EXERCISE AIM — Leave out the pictures and restate the rest of the data exactly.

***

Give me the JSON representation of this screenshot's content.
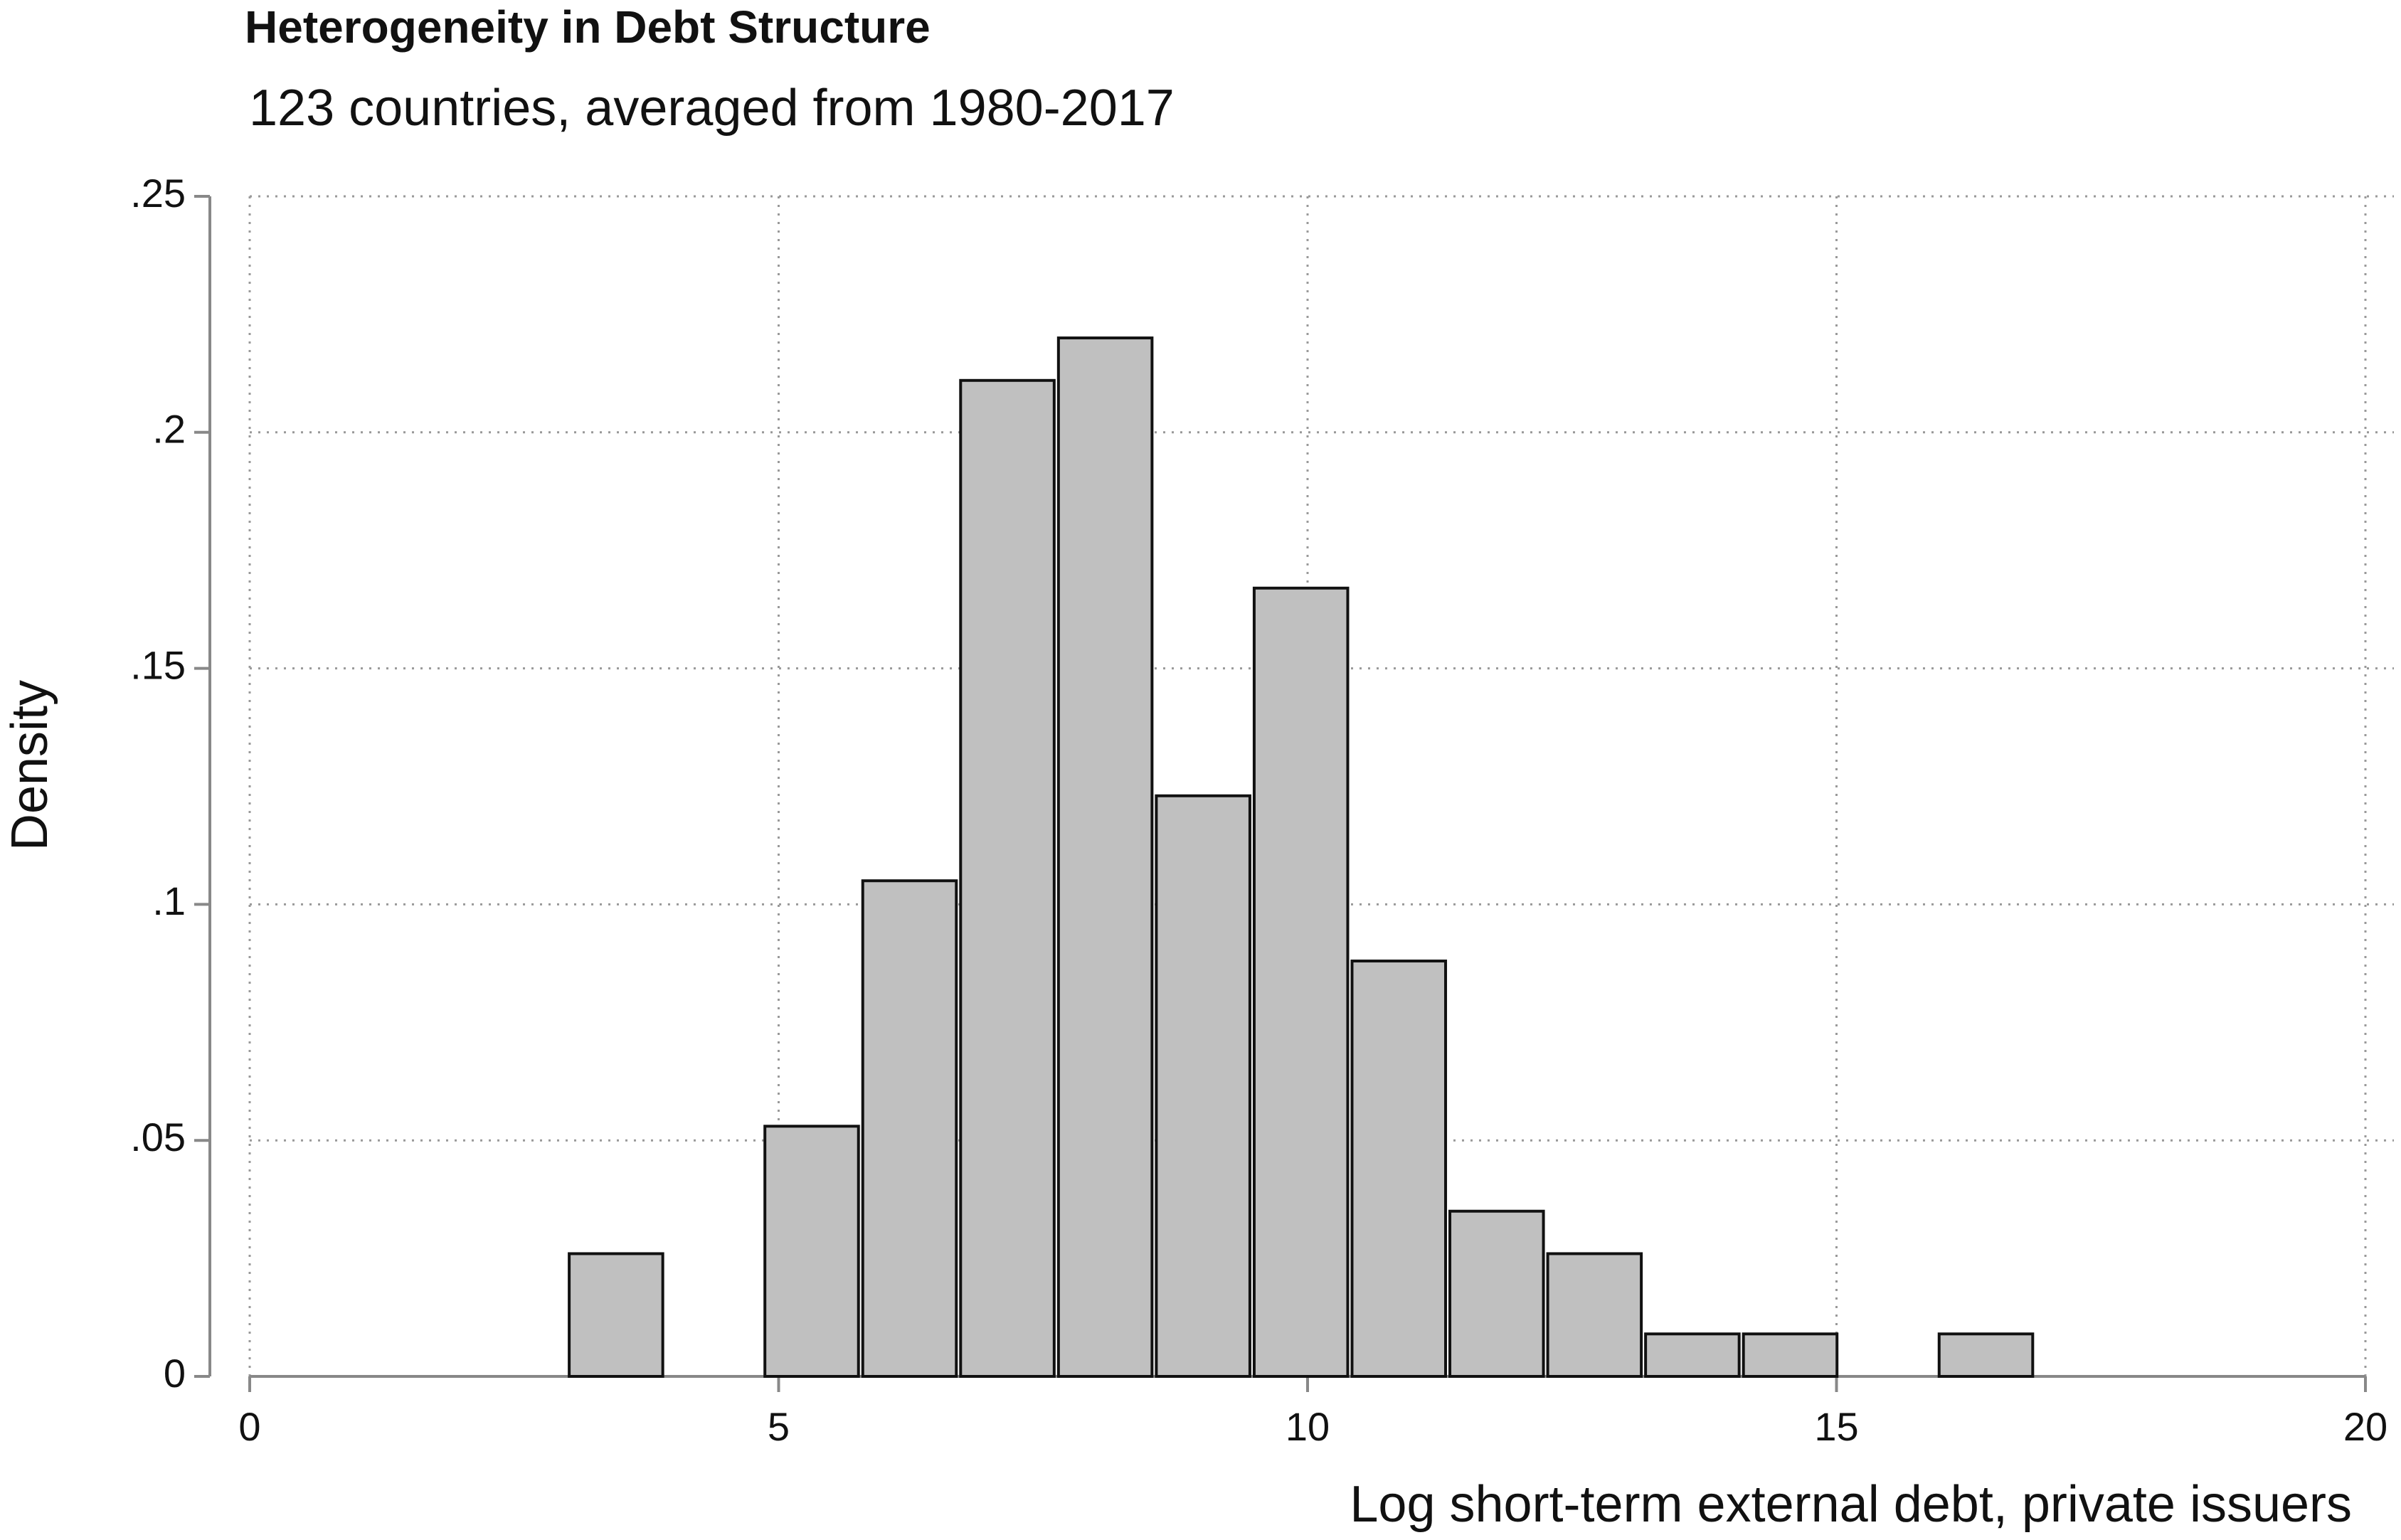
{
  "chart_data": {
    "type": "histogram",
    "title": "Heterogeneity in Debt Structure",
    "subtitle": "123 countries, averaged from 1980-2017",
    "x_label": "Log short-term external debt, private issuers",
    "y_label": "Density",
    "bins": [
      3.0,
      3.925,
      4.85,
      5.775,
      6.7,
      7.625,
      8.55,
      9.475,
      10.4,
      11.325,
      12.25,
      13.175,
      14.1,
      15.025,
      15.95,
      16.875
    ],
    "values": [
      0.026,
      0,
      0.053,
      0.105,
      0.211,
      0.22,
      0.123,
      0.167,
      0.088,
      0.035,
      0.026,
      0.009,
      0.009,
      0,
      0.009
    ],
    "color": "#c0c0c0",
    "xlim": [
      0,
      20
    ],
    "xticks": [
      0,
      5,
      10,
      15,
      20
    ],
    "ylim": [
      0,
      0.25
    ],
    "yticks": [
      0,
      {
        "value": 0.05,
        "label": ".05"
      },
      {
        "value": 0.1,
        "label": ".1"
      },
      {
        "value": 0.15,
        "label": ".15"
      },
      {
        "value": 0.2,
        "label": ".2"
      },
      {
        "value": 0.25,
        "label": ".25"
      }
    ],
    "grid": true
  }
}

***

CORRECT RESULT —
Give me the JSON representation of this screenshot's content.
{
  "chart_data": {
    "type": "histogram",
    "title": "Heterogeneity in Debt Structure",
    "subtitle": "123 countries, averaged from 1980-2017",
    "x_label": "Log short-term external debt, private issuers",
    "y_label": "Density",
    "bins": [
      3.0,
      3.925,
      4.85,
      5.775,
      6.7,
      7.625,
      8.55,
      9.475,
      10.4,
      11.325,
      12.25,
      13.175,
      14.1,
      15.025,
      15.95,
      16.875
    ],
    "values": [
      0.026,
      0,
      0.053,
      0.105,
      0.211,
      0.22,
      0.123,
      0.167,
      0.088,
      0.035,
      0.026,
      0.009,
      0.009,
      0,
      0.009
    ],
    "color": "#c0c0c0",
    "xlim": [
      0,
      20
    ],
    "xticks": [
      0,
      5,
      10,
      15,
      20
    ],
    "ylim": [
      0,
      0.25
    ],
    "yticks": [
      0,
      {
        "value": 0.05,
        "label": ".05"
      },
      {
        "value": 0.1,
        "label": ".1"
      },
      {
        "value": 0.15,
        "label": ".15"
      },
      {
        "value": 0.2,
        "label": ".2"
      },
      {
        "value": 0.25,
        "label": ".25"
      }
    ],
    "grid": true
  }
}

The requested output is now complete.